Aim of the exercise:
Check each line of the records below for the word "Revenue" and copy those where it appears.

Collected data
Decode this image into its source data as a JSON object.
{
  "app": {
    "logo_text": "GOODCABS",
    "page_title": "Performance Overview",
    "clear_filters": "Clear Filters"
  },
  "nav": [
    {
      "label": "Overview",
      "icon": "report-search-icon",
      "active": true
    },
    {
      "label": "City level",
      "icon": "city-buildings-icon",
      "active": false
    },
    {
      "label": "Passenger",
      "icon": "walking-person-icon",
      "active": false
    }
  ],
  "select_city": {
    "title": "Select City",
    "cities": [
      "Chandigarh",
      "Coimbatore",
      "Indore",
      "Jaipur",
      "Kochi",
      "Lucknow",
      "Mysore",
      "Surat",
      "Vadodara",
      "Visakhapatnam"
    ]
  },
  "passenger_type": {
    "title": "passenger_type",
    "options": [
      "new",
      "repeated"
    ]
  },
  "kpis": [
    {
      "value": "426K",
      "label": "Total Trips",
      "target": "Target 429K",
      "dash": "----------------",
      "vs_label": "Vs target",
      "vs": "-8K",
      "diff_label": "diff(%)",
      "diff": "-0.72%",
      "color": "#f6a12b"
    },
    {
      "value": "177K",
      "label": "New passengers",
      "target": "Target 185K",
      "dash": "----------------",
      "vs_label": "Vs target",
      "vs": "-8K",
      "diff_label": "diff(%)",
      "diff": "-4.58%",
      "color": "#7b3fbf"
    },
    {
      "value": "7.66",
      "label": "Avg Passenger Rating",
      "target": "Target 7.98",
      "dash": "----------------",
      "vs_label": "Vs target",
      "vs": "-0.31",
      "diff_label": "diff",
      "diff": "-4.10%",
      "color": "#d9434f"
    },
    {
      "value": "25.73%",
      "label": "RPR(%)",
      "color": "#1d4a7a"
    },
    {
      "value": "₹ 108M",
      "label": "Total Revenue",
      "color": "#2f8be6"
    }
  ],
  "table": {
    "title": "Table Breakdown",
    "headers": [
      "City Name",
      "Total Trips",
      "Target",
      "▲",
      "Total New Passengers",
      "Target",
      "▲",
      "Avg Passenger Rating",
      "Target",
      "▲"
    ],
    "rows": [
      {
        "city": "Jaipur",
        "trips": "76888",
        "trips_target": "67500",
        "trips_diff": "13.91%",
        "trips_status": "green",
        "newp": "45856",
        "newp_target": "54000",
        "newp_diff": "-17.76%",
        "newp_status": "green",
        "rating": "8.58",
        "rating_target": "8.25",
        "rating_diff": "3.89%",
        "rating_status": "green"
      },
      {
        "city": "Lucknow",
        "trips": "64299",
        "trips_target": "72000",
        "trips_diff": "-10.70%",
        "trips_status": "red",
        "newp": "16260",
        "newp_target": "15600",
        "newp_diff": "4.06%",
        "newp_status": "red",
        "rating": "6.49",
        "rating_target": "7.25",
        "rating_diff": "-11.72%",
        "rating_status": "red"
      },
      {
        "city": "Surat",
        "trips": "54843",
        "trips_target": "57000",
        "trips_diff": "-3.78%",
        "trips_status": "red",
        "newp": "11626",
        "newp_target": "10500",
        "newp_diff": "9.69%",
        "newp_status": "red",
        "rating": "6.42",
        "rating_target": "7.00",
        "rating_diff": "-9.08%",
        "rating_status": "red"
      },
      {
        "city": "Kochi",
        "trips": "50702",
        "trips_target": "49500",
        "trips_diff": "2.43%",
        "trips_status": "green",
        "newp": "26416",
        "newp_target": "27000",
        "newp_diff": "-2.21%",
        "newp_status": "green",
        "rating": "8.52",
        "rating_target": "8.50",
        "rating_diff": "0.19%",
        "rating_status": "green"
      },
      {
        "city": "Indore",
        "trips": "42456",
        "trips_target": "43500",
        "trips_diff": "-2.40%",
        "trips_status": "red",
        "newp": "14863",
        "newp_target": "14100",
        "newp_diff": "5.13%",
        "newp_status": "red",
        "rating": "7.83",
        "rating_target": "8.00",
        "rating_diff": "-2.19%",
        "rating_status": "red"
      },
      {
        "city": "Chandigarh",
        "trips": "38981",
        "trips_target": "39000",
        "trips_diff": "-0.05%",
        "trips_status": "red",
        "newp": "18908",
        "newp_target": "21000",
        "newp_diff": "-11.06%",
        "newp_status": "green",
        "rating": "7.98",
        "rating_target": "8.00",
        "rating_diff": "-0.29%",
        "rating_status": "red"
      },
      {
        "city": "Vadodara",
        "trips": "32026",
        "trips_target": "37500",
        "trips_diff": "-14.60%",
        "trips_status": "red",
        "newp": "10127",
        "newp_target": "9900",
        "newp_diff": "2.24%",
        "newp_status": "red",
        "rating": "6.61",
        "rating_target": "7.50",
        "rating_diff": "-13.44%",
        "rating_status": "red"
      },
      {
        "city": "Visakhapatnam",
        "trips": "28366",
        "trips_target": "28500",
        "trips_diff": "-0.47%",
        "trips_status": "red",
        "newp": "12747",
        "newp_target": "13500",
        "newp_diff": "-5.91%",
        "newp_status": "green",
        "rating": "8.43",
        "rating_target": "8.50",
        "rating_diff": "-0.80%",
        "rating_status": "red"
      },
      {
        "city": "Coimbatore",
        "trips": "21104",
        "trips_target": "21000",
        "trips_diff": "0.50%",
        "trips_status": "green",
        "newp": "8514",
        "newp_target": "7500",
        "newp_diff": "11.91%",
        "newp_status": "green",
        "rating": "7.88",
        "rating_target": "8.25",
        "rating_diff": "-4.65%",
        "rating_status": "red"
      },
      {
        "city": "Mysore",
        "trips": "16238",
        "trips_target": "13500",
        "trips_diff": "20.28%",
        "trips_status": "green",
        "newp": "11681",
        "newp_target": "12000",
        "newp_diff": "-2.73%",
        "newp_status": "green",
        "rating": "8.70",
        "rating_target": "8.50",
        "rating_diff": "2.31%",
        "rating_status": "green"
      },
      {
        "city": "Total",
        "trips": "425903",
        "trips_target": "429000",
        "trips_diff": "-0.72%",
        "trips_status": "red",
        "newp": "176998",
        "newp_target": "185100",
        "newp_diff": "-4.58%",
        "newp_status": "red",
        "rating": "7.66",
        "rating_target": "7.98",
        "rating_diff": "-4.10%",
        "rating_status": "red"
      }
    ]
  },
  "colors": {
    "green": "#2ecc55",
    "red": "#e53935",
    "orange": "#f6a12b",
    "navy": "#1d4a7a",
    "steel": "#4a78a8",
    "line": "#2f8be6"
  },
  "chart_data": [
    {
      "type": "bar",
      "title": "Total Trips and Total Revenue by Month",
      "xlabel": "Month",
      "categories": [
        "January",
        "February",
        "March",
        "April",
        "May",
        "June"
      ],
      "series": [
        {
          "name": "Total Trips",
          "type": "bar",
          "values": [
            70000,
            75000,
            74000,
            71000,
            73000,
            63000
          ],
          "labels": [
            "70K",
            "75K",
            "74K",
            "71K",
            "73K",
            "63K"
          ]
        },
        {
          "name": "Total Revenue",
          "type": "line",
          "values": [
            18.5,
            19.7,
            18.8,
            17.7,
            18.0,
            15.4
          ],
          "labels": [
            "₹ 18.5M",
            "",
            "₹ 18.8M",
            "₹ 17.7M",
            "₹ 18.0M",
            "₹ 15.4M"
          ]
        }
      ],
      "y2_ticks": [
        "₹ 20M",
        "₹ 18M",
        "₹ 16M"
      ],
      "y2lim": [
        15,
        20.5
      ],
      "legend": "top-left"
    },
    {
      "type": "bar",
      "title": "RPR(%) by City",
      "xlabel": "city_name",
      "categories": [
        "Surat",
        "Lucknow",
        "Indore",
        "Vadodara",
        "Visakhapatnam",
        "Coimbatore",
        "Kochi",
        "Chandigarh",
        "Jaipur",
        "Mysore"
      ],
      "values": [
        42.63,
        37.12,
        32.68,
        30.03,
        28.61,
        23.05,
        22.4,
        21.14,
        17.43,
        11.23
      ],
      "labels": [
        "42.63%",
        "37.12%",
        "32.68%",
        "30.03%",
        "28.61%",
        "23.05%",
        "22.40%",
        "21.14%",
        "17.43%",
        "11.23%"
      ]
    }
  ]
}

Result of the exercise:
      "label": "Total Revenue",
      "title": "Total Trips and Total Revenue by Month",
          "name": "Total Revenue",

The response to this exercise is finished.